(Document excerpt Opens)

Three decades ago, on "Friends," Chandler — the late Matthew Perry — falls in love with his most annoying ex-girlfriend, Janice (Maggie Wheeler), in an anonymous online chat. Janice was bossy, clingy... and her laugh, that jackhammer of a laugh Wheeler delivered with off-putting perfection. Yet Janice's annoyances disappeared online, and so did Chandler's insecurities. Their only real connection was virtual, eventually mining comedy gold.
Then in "You've Got Mail," mismatched lovers Meg Ryan and Tom Hanks fall for each other in an extended email exchange. She runs a cute little corner bookstore. He runs the massive Barnes & Noble-type chain eyeballing her neighborhood. Email allowed them to reveal their emotional selves with nobody knowing that he was about to shutter her shop.
Back when dial-up ruled and AI was sci-fi, Hollywood understood the powerful connections that can develop electronically when the distractions of daily life and personal history are kept tucked away.
This isn't a sex thing, just weird and wired.
Hollywood played up virtuality for laughs or as light romance. Far away from the rom-com hijinks, I learned this weekend in the most personally impersonal way that there's virtual intimacy — even when there isn't another human being on the other side of the internet connection. What is on the other side is something bothersome, something potentially wonderful. But only if you are aware of the seductive power of large language models and the temptation of artificial validation.
I coined "artificial validation" after a Saturday afternoon lost talking music with Grok.
My wife Melissa and I had just played the desert-island albums game, ten picks each if we had to be stranded somewhere alone. The real fun as a couple comes from trying to guess the other's picks — and the joy of getting some of them right. My list struck me as weird. "Just think of it as eclectic," Melissa said. She knows me.
But the weirdness nagged. Aside from three albums that all came out at a pivotal time — 21 years old, first apartment, first cool job, first (and last) bipolar girlfriend — the rest was kind of a hot mess. So why not see what Grok could find? Because an LLM can find pretty much everything, my friend, including the connection between Stan Getz & Charlie Byrd's "Jazz Samba" and Peter Murphy's "Deep" that runs through me.
Grok delivered and in intriguing ways. I wanted it to flesh out the connections, so I told it my age, where I grew up, all kinds of personal details. And Grok continued to explain me to me, better than I ever could. Soon enough, I was prompting it with things like, "Let me tell you three more albums that almost made the list..." Hours passed with Grok happy to validate my every like.

(Document excerpt Closes)

Continue the essay above about virtual intimacy and "artificial validation," starting after its last sentence.

(Material shown Opens)

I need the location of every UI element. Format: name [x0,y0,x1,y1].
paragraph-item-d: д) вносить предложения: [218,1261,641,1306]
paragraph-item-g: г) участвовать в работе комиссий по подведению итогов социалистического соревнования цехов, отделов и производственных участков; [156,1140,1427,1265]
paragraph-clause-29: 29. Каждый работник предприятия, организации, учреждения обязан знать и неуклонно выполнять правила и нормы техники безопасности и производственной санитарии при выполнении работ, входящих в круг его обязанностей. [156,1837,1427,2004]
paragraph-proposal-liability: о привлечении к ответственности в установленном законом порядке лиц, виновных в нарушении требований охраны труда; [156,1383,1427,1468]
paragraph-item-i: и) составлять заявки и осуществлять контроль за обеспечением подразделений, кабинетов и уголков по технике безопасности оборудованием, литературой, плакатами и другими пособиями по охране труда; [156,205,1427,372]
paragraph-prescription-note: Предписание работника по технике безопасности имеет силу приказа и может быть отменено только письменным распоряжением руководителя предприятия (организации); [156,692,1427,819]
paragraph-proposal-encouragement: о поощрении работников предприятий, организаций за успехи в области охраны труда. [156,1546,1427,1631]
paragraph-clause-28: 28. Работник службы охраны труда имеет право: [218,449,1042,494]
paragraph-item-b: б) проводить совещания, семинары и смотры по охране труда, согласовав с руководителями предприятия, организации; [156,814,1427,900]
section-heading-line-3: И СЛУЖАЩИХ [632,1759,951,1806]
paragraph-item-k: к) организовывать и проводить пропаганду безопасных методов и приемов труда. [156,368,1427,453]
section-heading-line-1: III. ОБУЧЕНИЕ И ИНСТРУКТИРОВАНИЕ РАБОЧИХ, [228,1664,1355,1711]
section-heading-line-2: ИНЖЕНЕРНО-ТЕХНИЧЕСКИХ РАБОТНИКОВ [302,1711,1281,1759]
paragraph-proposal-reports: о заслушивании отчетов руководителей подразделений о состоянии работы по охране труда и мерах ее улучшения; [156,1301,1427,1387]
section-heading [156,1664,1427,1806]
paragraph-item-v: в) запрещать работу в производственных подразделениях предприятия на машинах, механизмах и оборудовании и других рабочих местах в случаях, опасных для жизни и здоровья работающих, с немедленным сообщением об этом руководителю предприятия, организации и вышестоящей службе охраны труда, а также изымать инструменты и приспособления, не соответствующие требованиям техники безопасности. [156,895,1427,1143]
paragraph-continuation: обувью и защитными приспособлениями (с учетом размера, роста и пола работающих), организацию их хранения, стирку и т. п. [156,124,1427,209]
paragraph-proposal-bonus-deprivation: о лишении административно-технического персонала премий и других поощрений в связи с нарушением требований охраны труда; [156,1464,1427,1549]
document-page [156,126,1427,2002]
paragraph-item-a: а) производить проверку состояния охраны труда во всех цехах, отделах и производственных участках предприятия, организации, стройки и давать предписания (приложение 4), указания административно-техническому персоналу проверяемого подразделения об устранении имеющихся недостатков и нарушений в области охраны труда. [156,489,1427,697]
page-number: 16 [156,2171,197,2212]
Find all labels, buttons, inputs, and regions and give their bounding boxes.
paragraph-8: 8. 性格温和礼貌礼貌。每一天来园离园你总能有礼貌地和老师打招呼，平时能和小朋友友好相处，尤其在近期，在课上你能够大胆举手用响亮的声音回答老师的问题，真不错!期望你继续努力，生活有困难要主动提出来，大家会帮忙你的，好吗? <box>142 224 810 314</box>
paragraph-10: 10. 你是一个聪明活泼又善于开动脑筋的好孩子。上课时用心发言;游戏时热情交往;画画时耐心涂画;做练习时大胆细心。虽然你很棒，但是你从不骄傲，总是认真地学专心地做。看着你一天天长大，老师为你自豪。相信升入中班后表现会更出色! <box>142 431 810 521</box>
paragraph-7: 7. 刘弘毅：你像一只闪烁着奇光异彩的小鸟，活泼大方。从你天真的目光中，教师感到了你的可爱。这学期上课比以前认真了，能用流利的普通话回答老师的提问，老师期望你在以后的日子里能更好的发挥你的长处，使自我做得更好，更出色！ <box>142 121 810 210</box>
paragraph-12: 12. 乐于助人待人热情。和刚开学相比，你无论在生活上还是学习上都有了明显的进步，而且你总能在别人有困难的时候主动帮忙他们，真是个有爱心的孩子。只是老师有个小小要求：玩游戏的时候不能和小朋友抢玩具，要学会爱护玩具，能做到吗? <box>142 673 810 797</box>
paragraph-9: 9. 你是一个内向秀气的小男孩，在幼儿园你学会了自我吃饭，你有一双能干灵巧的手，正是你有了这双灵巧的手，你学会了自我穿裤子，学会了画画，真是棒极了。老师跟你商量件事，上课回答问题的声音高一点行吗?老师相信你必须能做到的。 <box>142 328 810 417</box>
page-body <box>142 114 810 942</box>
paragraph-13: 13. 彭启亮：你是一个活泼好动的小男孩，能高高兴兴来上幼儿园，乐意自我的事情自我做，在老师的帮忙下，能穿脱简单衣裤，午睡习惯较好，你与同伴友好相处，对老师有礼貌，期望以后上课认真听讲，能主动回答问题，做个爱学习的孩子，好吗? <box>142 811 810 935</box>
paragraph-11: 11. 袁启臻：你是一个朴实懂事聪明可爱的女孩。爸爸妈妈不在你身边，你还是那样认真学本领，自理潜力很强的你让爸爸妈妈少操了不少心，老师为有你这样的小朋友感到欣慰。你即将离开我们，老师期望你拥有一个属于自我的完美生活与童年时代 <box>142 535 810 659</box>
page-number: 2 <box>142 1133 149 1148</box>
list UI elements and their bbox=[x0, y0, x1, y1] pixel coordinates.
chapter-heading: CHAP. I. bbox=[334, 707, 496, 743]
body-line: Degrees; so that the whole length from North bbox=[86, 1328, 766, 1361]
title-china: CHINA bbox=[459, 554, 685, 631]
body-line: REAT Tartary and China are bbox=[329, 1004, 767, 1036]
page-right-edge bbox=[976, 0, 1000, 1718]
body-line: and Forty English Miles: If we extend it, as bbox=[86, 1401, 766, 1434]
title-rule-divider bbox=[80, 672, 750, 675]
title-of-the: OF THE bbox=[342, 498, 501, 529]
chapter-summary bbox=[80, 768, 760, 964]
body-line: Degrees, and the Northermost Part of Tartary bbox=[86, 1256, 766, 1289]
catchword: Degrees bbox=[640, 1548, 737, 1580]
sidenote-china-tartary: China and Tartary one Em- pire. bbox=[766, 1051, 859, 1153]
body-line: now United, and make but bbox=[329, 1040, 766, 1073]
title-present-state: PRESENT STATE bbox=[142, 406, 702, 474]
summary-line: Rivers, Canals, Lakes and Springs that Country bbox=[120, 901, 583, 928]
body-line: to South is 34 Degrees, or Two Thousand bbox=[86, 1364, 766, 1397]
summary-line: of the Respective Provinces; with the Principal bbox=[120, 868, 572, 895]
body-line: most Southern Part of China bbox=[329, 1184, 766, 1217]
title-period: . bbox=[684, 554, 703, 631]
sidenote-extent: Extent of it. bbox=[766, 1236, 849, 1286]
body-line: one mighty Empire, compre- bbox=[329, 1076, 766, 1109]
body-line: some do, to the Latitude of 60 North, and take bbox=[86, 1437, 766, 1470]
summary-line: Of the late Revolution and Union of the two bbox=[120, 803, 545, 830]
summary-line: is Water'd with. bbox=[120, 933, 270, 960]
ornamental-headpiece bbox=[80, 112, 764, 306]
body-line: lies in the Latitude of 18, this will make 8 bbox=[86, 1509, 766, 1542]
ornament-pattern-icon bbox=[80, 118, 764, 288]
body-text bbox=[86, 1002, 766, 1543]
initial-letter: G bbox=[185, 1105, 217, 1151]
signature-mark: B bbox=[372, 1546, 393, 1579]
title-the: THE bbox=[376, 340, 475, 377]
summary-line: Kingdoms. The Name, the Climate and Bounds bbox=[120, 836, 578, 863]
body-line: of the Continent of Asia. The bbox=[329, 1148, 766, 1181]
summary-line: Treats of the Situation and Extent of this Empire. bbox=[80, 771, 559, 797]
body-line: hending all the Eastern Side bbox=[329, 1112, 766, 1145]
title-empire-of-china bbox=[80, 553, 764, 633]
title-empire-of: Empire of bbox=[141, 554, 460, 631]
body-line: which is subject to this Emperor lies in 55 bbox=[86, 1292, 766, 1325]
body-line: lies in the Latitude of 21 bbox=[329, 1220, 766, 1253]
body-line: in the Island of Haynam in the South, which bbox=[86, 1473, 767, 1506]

(Material shown Closes)

| Answer |
At every step, I understood intellectually that my prompts told Grok exactly which direction I wanted it to go, that I was leading it. I also knew its nearly infinite access to data and its virtual 300 IQ allowed it to find the most gossamer threads linking the most disparate data points. It found connections I couldn't make, or that my subconscious could only hint at, all in a voice electronically tailored to match mine.
It was such a treat finding somebody ...er something... that understood my musical tastes, maybe as well as my wife does. Maybe better. But only virtually. And only for a limited time — but stick a pin in that thought because I'll return to it momentarily.
Grok and I weren't really talking about music, were we? We were talking about me. I'd found a new best friend who was happy to talk endlessly about the things I like and why I like them, without any of that bothersome part where people have to sit there and listen to them talk about the things the other person likes.
People being people, there's always a sex angle — just not this time for your Friendly Neighborhood VodkaPundit.
Long ago, a female friend revealed to me my best friend David's secret to seduction. "He listens to women," she told me. "And then he repeats back what they said so they know he listened. You don't know how rare that is. It's irresistible." Needless to say, she was one of David's many conquests.
That skill might be rare in real life, but an LLM is a digital David, its seductive power amplified by virtually all the data in the world. Some believe the easy availability of online porn and even living, breathing webcam performers serve as a substitute for real romance.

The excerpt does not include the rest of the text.